#### Data shown
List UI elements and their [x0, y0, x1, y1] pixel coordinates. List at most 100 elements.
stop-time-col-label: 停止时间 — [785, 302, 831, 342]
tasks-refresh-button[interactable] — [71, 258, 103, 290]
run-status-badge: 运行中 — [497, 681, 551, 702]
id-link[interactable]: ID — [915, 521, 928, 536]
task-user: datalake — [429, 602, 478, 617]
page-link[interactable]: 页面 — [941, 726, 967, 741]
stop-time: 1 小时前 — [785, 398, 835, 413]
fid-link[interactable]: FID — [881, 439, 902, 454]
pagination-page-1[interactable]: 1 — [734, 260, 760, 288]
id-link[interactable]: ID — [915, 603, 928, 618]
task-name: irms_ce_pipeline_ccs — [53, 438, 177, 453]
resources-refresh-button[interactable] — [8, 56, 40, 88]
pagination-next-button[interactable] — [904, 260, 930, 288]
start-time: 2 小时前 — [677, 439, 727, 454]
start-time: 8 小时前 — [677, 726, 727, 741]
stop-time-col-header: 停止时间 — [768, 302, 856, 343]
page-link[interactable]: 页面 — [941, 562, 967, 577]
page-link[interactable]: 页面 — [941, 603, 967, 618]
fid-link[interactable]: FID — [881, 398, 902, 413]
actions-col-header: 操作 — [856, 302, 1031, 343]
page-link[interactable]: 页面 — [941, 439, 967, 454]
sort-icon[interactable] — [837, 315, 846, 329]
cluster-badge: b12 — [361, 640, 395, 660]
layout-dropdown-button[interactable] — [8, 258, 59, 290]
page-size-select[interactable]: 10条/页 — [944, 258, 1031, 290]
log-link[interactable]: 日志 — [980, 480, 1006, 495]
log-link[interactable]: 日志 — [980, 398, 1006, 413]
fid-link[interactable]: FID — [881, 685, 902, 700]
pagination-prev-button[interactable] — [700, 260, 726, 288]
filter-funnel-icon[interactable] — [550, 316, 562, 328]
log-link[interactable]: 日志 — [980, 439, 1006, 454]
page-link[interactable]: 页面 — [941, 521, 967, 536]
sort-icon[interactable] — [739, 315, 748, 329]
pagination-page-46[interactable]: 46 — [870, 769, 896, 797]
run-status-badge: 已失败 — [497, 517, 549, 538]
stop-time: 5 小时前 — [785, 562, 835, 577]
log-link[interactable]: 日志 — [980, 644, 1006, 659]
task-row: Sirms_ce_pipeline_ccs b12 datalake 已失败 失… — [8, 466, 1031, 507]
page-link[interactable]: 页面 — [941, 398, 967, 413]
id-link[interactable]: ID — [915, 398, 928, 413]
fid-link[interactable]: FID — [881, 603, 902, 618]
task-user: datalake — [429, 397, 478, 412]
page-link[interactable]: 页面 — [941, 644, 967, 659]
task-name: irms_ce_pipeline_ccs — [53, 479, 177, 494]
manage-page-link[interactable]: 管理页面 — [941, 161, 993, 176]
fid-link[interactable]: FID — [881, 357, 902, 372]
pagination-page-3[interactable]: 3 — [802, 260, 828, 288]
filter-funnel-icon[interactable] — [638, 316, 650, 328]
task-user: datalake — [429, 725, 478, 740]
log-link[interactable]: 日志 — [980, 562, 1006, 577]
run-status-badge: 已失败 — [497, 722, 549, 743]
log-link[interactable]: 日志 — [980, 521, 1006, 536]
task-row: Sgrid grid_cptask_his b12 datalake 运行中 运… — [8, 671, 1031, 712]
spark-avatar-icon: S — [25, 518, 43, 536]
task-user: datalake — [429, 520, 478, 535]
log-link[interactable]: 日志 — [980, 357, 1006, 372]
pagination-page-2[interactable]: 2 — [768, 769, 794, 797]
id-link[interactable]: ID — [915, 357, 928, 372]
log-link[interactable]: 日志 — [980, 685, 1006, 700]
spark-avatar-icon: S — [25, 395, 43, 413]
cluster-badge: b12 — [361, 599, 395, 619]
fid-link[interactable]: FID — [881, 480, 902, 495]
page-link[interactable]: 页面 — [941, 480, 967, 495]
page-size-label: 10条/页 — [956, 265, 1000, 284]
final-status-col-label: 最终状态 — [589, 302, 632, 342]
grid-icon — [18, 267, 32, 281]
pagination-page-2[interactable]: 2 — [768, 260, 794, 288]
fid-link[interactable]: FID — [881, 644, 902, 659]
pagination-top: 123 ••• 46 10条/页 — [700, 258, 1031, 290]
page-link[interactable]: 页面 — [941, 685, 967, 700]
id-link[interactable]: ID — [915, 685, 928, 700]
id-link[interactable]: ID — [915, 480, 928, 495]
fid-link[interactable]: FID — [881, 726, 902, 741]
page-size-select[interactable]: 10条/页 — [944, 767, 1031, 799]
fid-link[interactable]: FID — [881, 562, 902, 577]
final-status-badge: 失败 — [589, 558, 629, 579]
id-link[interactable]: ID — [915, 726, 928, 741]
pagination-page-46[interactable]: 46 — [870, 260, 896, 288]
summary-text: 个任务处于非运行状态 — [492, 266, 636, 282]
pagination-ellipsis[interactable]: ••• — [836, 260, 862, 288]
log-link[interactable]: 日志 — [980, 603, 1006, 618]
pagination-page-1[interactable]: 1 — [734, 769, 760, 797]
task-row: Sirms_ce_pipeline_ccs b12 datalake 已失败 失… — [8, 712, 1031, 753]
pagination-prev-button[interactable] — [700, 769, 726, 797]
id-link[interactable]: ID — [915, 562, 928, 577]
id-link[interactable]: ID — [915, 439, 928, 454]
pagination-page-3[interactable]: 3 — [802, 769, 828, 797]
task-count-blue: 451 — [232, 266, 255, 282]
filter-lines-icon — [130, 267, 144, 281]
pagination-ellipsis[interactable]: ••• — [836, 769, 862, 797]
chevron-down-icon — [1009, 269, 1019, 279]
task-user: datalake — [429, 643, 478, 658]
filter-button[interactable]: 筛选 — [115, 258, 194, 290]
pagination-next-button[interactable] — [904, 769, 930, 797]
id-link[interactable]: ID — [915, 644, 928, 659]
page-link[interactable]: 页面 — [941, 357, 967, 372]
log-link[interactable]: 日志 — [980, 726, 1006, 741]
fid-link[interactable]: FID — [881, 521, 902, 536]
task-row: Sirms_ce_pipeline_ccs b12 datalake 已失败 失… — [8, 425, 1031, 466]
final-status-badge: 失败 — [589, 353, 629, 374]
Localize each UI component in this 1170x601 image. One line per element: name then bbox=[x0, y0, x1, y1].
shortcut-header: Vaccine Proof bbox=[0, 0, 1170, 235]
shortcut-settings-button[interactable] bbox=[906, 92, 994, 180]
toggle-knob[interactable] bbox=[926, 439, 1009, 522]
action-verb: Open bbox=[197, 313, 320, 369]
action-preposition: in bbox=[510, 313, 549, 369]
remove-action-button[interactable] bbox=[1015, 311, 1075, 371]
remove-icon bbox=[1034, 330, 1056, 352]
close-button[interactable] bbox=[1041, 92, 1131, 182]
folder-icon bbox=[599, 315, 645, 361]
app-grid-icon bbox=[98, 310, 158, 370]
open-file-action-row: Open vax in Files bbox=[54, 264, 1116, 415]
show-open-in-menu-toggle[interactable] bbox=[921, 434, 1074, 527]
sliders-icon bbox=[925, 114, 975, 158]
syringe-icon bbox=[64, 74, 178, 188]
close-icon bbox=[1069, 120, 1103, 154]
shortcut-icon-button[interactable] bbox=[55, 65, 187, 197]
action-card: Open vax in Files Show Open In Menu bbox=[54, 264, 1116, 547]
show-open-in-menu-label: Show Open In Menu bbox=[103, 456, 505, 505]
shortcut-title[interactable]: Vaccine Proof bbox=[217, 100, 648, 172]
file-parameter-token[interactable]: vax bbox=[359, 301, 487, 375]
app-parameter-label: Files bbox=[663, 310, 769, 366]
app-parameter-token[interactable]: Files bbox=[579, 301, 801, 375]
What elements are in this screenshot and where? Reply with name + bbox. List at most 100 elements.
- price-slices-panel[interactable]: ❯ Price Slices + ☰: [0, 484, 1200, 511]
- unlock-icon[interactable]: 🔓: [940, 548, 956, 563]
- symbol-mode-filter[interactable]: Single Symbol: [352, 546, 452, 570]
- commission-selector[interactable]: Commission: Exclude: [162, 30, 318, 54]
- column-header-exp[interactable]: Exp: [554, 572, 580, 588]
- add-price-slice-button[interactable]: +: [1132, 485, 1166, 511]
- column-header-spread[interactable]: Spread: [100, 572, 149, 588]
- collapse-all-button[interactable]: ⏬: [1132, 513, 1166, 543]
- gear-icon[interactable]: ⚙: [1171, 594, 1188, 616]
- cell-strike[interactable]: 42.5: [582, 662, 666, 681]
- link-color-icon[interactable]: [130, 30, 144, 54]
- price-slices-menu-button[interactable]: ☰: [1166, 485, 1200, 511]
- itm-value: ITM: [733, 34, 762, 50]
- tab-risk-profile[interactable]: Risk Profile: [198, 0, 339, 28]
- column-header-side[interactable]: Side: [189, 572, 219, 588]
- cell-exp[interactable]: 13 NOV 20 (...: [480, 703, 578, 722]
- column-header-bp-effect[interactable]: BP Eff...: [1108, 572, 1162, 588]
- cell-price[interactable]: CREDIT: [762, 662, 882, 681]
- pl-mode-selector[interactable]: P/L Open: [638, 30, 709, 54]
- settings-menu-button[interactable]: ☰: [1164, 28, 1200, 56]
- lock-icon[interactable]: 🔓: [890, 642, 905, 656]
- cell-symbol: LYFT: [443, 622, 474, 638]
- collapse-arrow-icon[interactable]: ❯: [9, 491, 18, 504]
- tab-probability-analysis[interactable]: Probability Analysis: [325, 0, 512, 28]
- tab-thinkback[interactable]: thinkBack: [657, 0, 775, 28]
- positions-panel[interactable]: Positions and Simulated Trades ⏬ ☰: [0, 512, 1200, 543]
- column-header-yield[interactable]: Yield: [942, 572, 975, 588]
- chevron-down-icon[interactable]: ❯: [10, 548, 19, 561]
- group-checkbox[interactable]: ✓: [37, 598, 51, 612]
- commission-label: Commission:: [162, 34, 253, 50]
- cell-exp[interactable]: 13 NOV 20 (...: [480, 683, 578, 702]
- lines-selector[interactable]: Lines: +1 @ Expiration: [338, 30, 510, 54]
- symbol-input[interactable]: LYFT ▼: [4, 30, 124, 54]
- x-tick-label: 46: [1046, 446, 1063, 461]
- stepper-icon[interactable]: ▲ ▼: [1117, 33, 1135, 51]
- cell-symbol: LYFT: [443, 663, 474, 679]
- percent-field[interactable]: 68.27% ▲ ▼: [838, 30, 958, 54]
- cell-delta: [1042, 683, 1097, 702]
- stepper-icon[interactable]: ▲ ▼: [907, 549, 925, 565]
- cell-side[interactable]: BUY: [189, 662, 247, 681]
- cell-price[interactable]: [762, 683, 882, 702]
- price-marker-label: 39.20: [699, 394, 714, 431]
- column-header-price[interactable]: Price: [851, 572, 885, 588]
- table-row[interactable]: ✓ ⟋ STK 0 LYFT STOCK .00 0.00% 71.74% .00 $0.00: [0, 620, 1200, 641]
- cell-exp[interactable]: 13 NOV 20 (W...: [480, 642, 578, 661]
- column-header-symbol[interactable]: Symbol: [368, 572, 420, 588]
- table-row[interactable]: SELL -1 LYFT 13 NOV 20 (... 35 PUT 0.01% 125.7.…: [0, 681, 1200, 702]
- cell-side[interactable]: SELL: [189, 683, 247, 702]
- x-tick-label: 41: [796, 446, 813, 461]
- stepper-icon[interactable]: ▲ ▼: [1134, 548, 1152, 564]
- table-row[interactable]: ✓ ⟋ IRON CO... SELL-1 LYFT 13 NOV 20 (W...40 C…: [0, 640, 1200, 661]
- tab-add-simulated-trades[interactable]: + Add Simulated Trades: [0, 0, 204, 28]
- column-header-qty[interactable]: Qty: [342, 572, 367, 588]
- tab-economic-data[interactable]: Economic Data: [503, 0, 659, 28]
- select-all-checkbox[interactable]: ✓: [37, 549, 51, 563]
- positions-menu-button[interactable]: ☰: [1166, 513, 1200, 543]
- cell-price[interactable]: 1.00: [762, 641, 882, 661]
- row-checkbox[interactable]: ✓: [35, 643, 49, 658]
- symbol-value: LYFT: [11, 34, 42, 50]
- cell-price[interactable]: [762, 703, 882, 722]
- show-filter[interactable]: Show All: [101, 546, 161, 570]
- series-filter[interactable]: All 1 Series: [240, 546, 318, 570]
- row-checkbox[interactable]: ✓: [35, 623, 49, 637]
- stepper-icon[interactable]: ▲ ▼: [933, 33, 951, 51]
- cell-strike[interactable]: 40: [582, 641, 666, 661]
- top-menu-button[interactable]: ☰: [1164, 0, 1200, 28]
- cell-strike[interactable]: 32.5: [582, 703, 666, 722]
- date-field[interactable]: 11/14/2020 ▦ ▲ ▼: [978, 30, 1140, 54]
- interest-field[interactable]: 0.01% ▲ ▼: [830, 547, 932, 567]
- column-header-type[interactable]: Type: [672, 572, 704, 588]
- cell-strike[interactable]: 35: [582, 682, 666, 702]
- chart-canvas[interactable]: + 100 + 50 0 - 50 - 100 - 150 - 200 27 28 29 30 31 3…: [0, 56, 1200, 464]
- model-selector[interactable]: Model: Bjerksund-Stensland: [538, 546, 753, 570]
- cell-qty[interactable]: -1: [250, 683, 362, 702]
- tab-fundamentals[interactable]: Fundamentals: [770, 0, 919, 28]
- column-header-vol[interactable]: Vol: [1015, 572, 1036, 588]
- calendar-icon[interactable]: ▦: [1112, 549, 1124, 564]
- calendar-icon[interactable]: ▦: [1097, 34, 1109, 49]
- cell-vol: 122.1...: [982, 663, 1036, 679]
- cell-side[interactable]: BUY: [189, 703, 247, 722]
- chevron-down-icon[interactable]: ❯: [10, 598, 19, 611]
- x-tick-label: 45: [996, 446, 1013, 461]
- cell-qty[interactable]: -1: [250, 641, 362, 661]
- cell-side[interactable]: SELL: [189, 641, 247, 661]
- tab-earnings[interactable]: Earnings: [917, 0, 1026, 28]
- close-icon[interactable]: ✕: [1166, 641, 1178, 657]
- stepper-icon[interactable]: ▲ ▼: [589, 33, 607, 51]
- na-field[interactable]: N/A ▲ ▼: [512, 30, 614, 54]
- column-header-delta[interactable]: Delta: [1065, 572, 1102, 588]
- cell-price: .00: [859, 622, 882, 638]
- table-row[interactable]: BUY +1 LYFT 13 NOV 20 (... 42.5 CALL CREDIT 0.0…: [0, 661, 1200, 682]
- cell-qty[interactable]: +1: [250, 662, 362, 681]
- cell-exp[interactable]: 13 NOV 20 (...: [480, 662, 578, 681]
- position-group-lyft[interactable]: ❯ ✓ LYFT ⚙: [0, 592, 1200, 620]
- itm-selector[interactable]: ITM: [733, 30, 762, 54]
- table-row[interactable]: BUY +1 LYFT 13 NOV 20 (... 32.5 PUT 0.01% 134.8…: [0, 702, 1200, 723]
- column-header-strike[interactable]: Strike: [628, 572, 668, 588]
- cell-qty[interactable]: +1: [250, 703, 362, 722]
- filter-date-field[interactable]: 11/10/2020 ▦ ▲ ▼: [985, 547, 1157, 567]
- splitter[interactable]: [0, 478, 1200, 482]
########
• [Your goal]:
Reproduce everything from the start of the records down to the line containing "task-name: irms_ce_pipeline_ccs — [53, 438, 177, 453]", substituting "analytics" for "datalake" and leaving all else unchanged.

• [Task answer]:
List UI elements and their [x0, y0, x1, y1] pixel coordinates. List at most 100 elements.
stop-time-col-label: 停止时间 — [785, 302, 831, 342]
tasks-refresh-button[interactable] — [71, 258, 103, 290]
run-status-badge: 运行中 — [497, 681, 551, 702]
id-link[interactable]: ID — [915, 521, 928, 536]
task-user: analytics — [429, 602, 478, 617]
page-link[interactable]: 页面 — [941, 726, 967, 741]
stop-time: 1 小时前 — [785, 398, 835, 413]
fid-link[interactable]: FID — [881, 439, 902, 454]
pagination-page-1[interactable]: 1 — [734, 260, 760, 288]
id-link[interactable]: ID — [915, 603, 928, 618]
task-name: irms_ce_pipeline_ccs — [53, 438, 177, 453]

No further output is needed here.